Start of Reading text

The morphologies of CN, Bt-CN, OA-CN, and Bt-OA-CN were observed by scanning electron microscopy (SEM) and transmission electron microscopy (TEM), the results of which are shown in Fig. 2. The SEM and TEM images reveal that all samples possess sheet-like structures. Therefore, the additions of KOH and oxalic acid preserved the characteristic sheet structure and thin layers of g-C3N4. On the other hand, the OA-CN and Bt-OA-CN samples were fragmented, suggesting that oxalic acid reacts with urea as the precursor during thermal polymerization to cause fragmentation of the g-C3N4 framework73. These results are in good agreement with the XRD and FTIR results. To further understand the specific surface areas and pore size distributions of these catalyst, the samples were subjected to N2 adsorption–desorption experiments. All samples exhibited typical type-IV isotherms with hysteresis loops, indicating the presence of mesopores (Fig. S1a). The Brunauer–Emmett–Teller (BET) specific surface areas of CN and OA-CN were both 54.6 m2/g, whereas those of Bt-CN and Bt-OA-CN were smaller, at 34.7 and 32.4 m2/g, respectively (Table 1). CN exhibits three peaks at about 3, 30, and 45 nm in its Barrett–Joyner–Halenda (BJH) pore size distribution profile, while the profiles of the treated catalysts were different (Fig. S1b). Therefore, we conclude that the addition of KOH modifies the BET surface area and BJH pore distribution of CN, while the addition of oxalic acid only affects its BJH pore distribution.

End of Reading text
Start of Provided data

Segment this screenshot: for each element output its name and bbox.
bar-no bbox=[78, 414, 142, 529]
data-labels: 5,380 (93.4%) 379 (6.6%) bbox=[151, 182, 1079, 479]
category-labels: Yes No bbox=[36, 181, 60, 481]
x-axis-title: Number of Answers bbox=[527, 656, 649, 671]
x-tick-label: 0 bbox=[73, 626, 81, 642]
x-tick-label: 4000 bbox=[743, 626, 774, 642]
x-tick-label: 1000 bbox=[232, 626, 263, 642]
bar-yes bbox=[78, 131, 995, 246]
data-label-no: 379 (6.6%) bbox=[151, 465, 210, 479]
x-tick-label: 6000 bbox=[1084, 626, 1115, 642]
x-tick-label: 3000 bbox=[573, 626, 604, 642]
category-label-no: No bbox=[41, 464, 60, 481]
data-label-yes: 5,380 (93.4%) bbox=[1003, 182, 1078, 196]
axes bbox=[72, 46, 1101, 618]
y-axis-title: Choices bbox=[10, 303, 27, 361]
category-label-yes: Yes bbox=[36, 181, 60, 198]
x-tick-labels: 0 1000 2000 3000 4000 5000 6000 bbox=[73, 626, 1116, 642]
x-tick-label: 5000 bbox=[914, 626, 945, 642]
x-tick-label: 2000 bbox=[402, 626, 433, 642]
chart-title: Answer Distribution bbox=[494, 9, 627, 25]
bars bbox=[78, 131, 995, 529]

End of Provided data

◆ **Stated goal**
In the catalyst text, rewrite the paragraph beginning "The morphologies of CN, Bt-CN, OA-CN, and Bt-OA-CN" as a shorter bulleted list that keeps its main facts.

◆ **Answer to the problem**
- SEM and TEM images show that CN, Bt-CN, OA-CN, and Bt-OA-CN all have sheet-like structures. Adding KOH and oxalic acid kept the sheet structure and thin layers of g-C3N4.
- OA-CN and Bt-OA-CN were fragmented, suggesting that oxalic acid reacts with the urea precursor during thermal polymerization and breaks up the g-C3N4 framework. This agrees with the XRD and FTIR results.
- N2 adsorption–desorption experiments gave type-IV isotherms with hysteresis loops for all samples, indicating mesopores.
- BET surface areas: CN and OA-CN were 54.6 m2/g each. Bt-CN was 34.7 m2/g and Bt-OA-CN was 32.4 m2/g.
- CN's BJH pore size distribution peaks at about 3, 30, and 45 nm. The treated catalysts have different profiles.
- Conclusion: KOH changes both the BET surface area and the BJH pore distribution of CN, while oxalic acid changes only the BJH pore distribution.